#### Provided data

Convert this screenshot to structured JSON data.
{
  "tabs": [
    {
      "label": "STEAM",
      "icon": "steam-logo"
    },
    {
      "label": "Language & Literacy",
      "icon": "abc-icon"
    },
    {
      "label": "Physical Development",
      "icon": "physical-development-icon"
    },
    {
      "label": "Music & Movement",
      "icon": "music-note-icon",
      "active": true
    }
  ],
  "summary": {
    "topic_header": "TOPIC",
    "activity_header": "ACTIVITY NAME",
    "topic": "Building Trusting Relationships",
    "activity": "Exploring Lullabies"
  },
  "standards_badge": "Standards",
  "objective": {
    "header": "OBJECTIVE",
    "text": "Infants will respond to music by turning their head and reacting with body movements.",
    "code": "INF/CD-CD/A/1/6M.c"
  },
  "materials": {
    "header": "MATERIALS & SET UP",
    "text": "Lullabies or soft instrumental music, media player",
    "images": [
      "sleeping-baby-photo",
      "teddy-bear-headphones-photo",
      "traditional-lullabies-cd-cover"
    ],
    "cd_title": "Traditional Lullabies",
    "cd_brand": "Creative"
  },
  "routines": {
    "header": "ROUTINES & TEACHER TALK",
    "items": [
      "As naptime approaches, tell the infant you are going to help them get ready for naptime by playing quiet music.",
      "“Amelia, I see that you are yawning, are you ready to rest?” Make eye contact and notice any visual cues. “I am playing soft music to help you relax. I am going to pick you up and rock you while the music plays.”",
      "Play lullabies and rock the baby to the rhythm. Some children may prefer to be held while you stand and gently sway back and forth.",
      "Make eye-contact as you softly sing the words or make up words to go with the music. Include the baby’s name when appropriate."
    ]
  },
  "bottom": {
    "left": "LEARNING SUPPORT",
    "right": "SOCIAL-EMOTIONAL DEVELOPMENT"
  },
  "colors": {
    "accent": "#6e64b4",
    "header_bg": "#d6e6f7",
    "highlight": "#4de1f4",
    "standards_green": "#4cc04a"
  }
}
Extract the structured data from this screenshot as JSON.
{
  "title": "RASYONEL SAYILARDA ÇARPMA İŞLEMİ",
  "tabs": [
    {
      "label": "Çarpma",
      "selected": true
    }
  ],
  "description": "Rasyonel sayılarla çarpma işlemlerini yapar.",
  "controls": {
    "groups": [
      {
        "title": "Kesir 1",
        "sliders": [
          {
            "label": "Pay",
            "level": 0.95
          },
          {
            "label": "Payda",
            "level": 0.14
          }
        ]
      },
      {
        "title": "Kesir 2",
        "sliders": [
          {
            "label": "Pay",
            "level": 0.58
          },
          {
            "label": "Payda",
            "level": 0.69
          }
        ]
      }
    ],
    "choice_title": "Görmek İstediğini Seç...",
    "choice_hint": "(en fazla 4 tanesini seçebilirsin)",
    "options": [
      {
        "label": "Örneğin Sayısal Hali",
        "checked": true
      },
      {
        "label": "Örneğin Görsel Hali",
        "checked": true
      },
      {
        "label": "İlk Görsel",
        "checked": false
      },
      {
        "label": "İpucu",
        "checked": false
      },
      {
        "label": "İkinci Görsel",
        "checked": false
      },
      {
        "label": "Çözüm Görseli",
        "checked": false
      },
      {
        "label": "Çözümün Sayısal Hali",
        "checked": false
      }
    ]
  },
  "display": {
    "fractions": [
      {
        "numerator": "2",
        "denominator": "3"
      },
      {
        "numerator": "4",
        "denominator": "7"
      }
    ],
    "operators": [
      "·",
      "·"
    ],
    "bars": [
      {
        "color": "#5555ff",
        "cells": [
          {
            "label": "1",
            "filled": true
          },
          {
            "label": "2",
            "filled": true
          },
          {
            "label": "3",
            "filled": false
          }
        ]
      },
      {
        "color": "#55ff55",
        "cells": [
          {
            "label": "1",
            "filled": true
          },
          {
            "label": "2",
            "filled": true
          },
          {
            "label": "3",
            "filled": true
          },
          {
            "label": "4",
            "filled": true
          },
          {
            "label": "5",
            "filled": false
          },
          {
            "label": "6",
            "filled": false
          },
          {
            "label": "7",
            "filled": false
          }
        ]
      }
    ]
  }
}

########

→ **The task**
Find the lines above that contain the word "this" and collect them.

→ **Task solution**
Convert this screenshot to structured JSON data.
Extract the structured data from this screenshot as JSON.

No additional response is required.